## Aim of the task
Select all lines with the string "text" in them, and copy those lines.

## Information provided
** begin **
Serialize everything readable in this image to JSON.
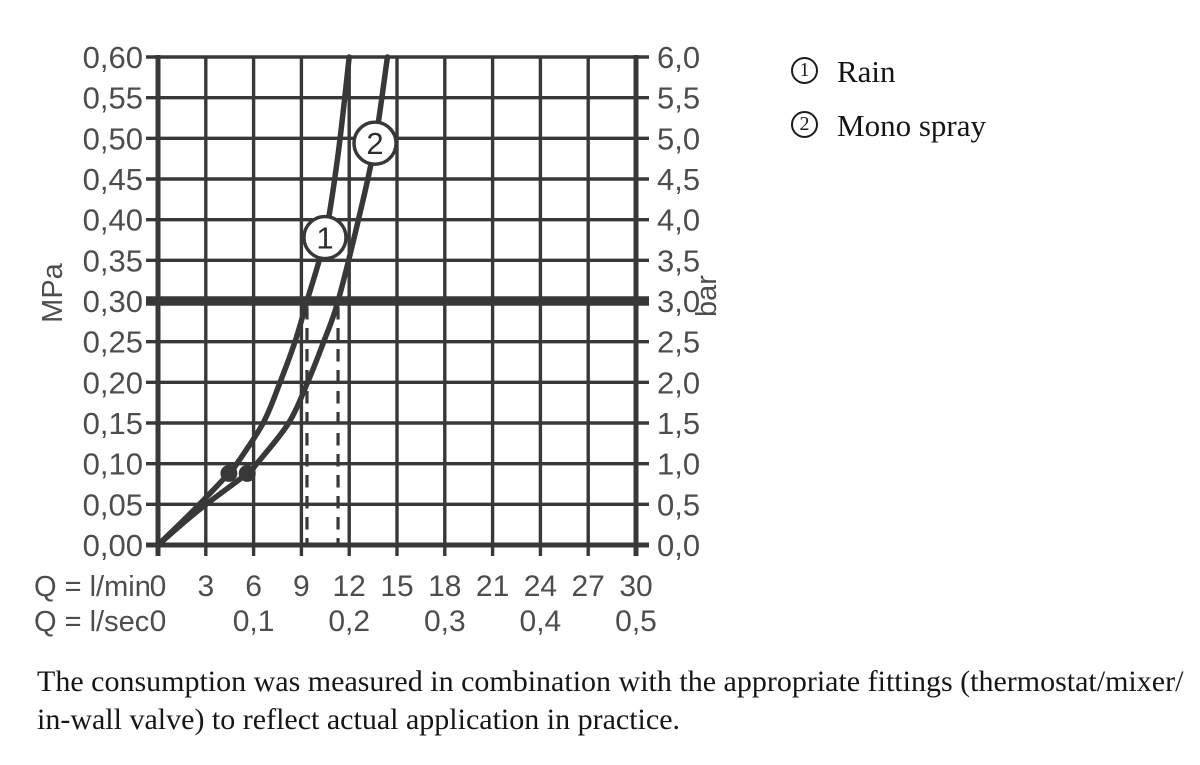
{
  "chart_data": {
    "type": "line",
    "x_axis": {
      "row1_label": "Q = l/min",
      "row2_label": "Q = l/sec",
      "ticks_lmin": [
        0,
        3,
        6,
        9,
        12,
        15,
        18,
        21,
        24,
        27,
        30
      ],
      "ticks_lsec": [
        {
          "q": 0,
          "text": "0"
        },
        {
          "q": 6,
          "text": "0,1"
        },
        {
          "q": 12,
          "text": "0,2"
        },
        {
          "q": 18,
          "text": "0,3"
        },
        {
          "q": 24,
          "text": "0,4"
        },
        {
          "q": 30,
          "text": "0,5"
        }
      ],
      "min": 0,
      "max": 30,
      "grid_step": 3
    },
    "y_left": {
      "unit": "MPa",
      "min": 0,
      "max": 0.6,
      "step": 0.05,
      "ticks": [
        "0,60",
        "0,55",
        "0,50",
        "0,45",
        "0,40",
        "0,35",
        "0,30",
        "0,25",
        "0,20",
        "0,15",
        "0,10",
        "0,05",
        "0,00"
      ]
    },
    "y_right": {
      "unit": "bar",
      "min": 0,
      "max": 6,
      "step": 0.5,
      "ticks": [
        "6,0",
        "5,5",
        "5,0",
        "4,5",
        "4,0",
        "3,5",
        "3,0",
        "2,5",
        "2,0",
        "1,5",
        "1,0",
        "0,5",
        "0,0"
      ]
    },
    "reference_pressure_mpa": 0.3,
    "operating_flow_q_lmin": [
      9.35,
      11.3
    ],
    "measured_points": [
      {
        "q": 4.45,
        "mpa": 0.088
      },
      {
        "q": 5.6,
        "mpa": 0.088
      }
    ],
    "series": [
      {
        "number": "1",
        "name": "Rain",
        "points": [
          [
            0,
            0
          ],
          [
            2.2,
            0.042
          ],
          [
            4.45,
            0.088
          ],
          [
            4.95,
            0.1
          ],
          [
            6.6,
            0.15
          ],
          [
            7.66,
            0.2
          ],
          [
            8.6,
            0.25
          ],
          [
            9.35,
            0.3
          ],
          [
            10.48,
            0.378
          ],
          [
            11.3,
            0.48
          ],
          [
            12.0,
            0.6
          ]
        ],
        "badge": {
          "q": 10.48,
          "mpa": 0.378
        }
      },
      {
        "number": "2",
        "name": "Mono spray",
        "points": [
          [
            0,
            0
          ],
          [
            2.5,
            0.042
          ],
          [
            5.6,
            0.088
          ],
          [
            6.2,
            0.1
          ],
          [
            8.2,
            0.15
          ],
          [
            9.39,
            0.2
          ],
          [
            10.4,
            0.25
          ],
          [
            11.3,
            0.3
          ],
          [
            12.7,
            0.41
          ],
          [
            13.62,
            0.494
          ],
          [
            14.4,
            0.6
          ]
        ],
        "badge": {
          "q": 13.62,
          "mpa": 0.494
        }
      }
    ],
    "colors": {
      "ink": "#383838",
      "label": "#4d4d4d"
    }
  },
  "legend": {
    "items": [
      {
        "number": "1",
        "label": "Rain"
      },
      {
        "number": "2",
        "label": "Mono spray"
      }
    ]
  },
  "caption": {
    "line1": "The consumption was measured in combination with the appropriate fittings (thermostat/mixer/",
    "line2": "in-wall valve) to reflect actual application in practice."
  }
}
** end **
## Task output
          "text": "0"
          "text": "0,1"
          "text": "0,2"
          "text": "0,3"
          "text": "0,4"
          "text": "0,5"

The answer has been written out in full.